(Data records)

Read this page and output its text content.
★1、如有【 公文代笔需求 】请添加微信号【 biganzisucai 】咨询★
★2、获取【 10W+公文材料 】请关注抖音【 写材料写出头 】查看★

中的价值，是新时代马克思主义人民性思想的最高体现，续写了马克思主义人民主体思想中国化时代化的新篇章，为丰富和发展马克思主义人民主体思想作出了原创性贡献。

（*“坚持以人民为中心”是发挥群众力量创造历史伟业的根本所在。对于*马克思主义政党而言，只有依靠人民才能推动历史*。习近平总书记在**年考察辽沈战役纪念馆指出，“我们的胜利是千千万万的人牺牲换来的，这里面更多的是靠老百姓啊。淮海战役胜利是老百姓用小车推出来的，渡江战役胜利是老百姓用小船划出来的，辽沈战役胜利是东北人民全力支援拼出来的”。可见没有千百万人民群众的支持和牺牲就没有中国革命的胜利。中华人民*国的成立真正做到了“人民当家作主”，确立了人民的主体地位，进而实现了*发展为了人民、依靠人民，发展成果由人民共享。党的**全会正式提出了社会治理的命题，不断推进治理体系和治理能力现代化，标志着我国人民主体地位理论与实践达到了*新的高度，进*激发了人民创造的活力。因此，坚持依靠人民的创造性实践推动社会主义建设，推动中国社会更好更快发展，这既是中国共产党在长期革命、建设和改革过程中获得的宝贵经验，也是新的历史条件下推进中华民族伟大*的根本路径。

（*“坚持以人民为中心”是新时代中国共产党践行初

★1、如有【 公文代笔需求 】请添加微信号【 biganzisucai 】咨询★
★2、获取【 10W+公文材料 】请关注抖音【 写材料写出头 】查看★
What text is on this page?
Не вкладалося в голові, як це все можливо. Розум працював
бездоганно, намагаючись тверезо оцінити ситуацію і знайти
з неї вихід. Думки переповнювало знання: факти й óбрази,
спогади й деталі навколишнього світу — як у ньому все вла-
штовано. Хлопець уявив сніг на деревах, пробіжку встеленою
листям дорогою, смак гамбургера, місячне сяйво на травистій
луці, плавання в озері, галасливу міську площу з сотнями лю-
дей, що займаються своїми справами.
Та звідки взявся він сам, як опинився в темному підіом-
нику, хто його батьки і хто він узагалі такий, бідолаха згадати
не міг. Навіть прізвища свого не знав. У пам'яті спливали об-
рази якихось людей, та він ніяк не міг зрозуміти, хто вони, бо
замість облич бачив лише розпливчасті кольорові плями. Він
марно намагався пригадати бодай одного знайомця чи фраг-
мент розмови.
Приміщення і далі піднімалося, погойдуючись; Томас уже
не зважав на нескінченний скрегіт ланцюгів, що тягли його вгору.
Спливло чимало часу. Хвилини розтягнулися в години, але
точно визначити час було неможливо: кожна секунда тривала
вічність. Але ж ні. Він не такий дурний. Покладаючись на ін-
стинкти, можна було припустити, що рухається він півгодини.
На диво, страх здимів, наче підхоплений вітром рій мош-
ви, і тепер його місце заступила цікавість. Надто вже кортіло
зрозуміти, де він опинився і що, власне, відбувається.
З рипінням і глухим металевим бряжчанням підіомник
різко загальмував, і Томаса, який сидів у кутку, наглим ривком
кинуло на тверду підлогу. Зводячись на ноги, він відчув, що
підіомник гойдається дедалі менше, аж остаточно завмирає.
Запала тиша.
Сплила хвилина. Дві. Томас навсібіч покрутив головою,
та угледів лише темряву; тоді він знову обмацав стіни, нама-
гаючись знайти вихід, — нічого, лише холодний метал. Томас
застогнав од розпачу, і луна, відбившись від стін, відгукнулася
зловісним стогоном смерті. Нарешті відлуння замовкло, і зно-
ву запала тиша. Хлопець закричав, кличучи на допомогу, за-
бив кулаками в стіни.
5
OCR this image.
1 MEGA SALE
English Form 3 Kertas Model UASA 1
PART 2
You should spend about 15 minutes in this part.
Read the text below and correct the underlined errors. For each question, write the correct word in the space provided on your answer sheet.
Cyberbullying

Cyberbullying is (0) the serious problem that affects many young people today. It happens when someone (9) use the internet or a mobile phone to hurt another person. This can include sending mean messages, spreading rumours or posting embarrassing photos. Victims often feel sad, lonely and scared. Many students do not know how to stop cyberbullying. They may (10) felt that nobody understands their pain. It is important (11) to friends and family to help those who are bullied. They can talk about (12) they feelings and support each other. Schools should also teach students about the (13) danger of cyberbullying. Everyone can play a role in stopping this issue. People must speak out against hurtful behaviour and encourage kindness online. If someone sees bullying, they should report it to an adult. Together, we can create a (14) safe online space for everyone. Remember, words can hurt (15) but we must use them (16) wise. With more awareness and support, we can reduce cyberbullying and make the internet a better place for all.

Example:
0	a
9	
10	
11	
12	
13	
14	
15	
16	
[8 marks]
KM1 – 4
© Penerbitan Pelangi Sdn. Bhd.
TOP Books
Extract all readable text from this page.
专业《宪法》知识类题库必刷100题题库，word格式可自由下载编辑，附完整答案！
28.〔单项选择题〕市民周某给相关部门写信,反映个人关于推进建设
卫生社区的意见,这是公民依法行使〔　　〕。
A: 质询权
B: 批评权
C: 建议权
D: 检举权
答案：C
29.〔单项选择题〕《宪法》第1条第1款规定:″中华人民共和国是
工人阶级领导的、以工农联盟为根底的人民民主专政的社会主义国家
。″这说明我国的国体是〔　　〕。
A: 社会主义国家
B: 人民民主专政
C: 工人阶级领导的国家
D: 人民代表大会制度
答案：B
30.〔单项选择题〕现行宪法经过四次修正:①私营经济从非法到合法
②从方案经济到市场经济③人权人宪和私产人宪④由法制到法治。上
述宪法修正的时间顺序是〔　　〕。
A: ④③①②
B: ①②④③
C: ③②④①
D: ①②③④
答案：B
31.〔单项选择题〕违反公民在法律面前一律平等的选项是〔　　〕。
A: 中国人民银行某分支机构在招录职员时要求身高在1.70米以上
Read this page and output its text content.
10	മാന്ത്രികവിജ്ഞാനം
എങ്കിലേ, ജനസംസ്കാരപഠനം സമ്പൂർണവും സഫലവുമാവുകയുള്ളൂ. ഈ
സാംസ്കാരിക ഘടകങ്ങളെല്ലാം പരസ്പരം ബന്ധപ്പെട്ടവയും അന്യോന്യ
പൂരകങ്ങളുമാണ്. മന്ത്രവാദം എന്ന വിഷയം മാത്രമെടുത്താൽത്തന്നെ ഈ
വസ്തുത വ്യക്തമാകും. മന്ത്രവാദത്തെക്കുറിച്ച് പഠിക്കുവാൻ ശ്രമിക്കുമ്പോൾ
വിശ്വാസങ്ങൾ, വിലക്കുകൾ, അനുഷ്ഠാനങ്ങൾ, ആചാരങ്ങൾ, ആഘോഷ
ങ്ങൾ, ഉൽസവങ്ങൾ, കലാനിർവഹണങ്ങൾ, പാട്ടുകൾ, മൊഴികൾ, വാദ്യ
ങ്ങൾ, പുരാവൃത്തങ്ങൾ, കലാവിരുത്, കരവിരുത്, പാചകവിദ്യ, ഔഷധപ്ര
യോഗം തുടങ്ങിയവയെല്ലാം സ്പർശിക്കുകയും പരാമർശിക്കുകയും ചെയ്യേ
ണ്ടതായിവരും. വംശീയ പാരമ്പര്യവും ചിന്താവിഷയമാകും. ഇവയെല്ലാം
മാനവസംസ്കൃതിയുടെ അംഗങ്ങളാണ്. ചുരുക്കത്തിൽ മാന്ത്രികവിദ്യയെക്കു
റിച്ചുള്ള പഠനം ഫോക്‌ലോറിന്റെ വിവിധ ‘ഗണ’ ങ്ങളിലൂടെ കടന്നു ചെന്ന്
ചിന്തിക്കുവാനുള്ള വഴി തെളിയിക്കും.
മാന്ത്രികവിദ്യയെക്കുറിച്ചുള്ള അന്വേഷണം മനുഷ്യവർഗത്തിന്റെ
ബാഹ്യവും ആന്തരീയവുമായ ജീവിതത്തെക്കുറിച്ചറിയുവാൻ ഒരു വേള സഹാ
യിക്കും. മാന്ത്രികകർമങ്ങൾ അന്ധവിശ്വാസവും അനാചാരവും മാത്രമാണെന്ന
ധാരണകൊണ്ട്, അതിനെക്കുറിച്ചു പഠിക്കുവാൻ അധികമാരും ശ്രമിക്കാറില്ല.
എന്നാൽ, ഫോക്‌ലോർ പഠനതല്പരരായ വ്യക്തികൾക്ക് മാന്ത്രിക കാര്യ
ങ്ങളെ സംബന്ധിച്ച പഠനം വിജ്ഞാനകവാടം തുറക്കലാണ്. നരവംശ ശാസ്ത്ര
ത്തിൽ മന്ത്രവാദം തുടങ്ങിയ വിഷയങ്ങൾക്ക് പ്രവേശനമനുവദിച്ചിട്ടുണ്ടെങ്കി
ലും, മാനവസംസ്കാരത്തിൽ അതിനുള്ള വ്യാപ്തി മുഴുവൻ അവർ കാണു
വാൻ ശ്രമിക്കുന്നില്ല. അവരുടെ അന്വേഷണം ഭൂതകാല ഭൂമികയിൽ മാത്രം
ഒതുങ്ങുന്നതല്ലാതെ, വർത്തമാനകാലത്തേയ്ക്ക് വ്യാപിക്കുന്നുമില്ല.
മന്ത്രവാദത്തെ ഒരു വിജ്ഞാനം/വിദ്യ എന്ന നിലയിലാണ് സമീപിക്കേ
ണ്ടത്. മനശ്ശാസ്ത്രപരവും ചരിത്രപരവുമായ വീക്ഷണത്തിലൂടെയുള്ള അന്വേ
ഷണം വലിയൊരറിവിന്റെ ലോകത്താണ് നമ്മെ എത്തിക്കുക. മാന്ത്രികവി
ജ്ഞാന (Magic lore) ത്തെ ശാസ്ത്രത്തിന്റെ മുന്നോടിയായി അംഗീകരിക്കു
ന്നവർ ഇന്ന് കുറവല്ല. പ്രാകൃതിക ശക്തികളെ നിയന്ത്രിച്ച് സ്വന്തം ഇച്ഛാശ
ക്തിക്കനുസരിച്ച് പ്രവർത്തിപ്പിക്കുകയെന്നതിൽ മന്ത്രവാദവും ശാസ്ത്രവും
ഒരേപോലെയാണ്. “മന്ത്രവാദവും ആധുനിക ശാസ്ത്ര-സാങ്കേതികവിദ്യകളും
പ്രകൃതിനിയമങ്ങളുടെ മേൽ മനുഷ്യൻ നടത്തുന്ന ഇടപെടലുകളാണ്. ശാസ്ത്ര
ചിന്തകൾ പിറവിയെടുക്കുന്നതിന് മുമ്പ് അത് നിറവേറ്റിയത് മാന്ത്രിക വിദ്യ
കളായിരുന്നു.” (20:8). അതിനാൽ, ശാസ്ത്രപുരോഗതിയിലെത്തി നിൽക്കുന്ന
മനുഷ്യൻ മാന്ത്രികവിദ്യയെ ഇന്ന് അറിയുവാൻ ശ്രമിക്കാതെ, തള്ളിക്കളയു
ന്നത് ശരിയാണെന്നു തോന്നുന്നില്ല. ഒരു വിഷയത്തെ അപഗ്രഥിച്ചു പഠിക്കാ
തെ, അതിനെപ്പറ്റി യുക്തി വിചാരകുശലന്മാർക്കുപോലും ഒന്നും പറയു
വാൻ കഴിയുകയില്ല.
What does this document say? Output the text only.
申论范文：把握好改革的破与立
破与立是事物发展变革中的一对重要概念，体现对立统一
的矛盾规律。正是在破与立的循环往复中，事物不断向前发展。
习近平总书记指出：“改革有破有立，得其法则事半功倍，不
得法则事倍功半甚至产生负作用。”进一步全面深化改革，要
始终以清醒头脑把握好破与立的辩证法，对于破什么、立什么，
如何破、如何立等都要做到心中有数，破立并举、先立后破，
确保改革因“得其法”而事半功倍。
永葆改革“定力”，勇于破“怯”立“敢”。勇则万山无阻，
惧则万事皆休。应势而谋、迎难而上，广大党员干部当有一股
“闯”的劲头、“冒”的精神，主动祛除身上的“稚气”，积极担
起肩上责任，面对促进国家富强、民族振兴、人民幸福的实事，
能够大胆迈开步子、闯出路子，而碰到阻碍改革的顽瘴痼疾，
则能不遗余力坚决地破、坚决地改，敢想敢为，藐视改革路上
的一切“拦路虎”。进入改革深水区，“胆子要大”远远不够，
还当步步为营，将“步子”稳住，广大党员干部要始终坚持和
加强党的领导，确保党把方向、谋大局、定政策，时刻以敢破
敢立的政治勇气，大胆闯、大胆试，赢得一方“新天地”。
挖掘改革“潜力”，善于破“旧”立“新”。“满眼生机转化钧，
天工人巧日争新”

Stated goal
Count every line of the material above that holds the string "стіни", then state only the total.

Solution below
2